Repeat the material verbatim. Images are excluded from the copy.

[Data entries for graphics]
----

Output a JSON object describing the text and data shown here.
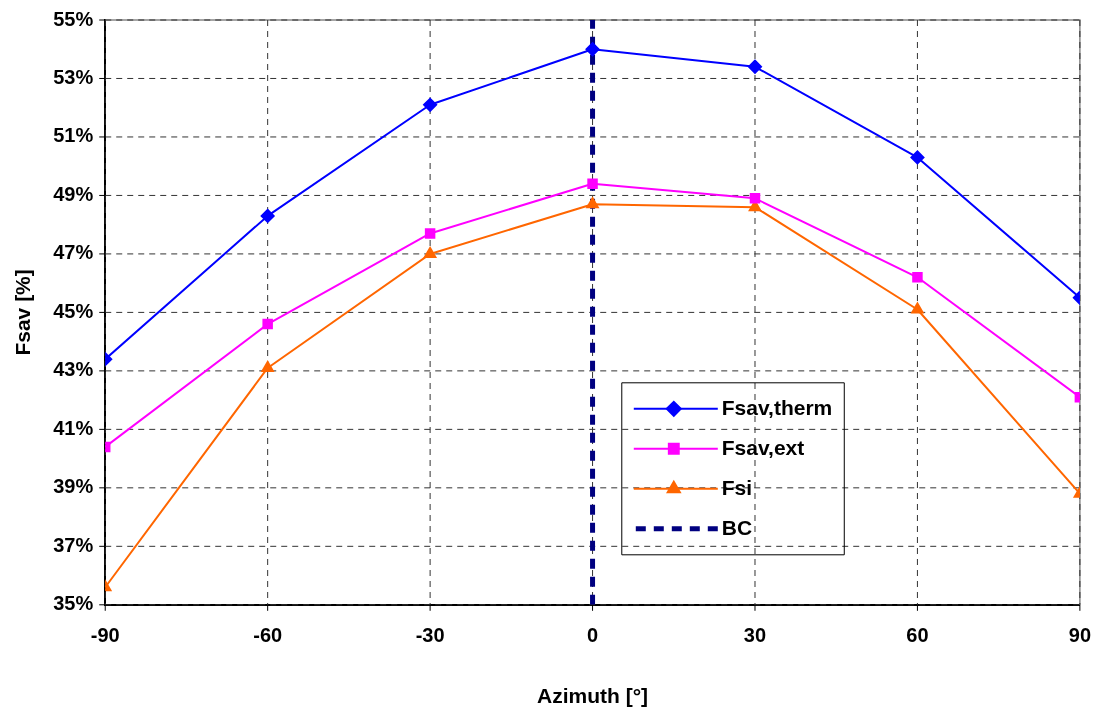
{
  "chart_data": {
    "type": "line",
    "xlabel": "Azimuth [°]",
    "ylabel": "Fsav [%]",
    "x": [
      -90,
      -60,
      -30,
      0,
      30,
      60,
      90
    ],
    "xlim": [
      -90,
      90
    ],
    "xticks": [
      -90,
      -60,
      -30,
      0,
      30,
      60,
      90
    ],
    "ylim": [
      35,
      55
    ],
    "yticks": [
      {
        "value": 35,
        "label": "35%"
      },
      {
        "value": 37,
        "label": "37%"
      },
      {
        "value": 39,
        "label": "39%"
      },
      {
        "value": 41,
        "label": "41%"
      },
      {
        "value": 43,
        "label": "43%"
      },
      {
        "value": 45,
        "label": "45%"
      },
      {
        "value": 47,
        "label": "47%"
      },
      {
        "value": 49,
        "label": "49%"
      },
      {
        "value": 51,
        "label": "51%"
      },
      {
        "value": 53,
        "label": "53%"
      },
      {
        "value": 55,
        "label": "55%"
      }
    ],
    "grid": true,
    "legend": "bottom right",
    "line_style": "solid",
    "series": [
      {
        "name": "Fsav,therm",
        "color": "#0000ff",
        "marker": "diamond",
        "values": [
          43.4,
          48.3,
          52.1,
          54.0,
          53.4,
          50.3,
          45.5
        ]
      },
      {
        "name": "Fsav,ext",
        "color": "#ff00ff",
        "marker": "square",
        "values": [
          40.4,
          44.6,
          47.7,
          49.4,
          48.9,
          46.2,
          42.1
        ]
      },
      {
        "name": "Fsi",
        "color": "#ff6600",
        "marker": "triangle",
        "values": [
          35.6,
          43.1,
          47.0,
          48.7,
          48.6,
          45.1,
          38.8
        ]
      },
      {
        "name": "BC",
        "color": "#000080",
        "marker": "none",
        "line_style": "dashed",
        "x": [
          0,
          0
        ],
        "values": [
          35,
          55
        ]
      }
    ]
  }
}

----

EXERCISE OUTPUT:
Output a JSON object describing the text and data shown here.
{
  "chart_data": {
    "type": "line",
    "xlabel": "Azimuth [°]",
    "ylabel": "Fsav [%]",
    "x": [
      -90,
      -60,
      -30,
      0,
      30,
      60,
      90
    ],
    "xlim": [
      -90,
      90
    ],
    "xticks": [
      -90,
      -60,
      -30,
      0,
      30,
      60,
      90
    ],
    "ylim": [
      35,
      55
    ],
    "yticks": [
      {
        "value": 35,
        "label": "35%"
      },
      {
        "value": 37,
        "label": "37%"
      },
      {
        "value": 39,
        "label": "39%"
      },
      {
        "value": 41,
        "label": "41%"
      },
      {
        "value": 43,
        "label": "43%"
      },
      {
        "value": 45,
        "label": "45%"
      },
      {
        "value": 47,
        "label": "47%"
      },
      {
        "value": 49,
        "label": "49%"
      },
      {
        "value": 51,
        "label": "51%"
      },
      {
        "value": 53,
        "label": "53%"
      },
      {
        "value": 55,
        "label": "55%"
      }
    ],
    "grid": true,
    "legend": "bottom right",
    "line_style": "solid",
    "series": [
      {
        "name": "Fsav,therm",
        "color": "#0000ff",
        "marker": "diamond",
        "values": [
          43.4,
          48.3,
          52.1,
          54.0,
          53.4,
          50.3,
          45.5
        ]
      },
      {
        "name": "Fsav,ext",
        "color": "#ff00ff",
        "marker": "square",
        "values": [
          40.4,
          44.6,
          47.7,
          49.4,
          48.9,
          46.2,
          42.1
        ]
      },
      {
        "name": "Fsi",
        "color": "#ff6600",
        "marker": "triangle",
        "values": [
          35.6,
          43.1,
          47.0,
          48.7,
          48.6,
          45.1,
          38.8
        ]
      },
      {
        "name": "BC",
        "color": "#000080",
        "marker": "none",
        "line_style": "dashed",
        "x": [
          0,
          0
        ],
        "values": [
          35,
          55
        ]
      }
    ]
  }
}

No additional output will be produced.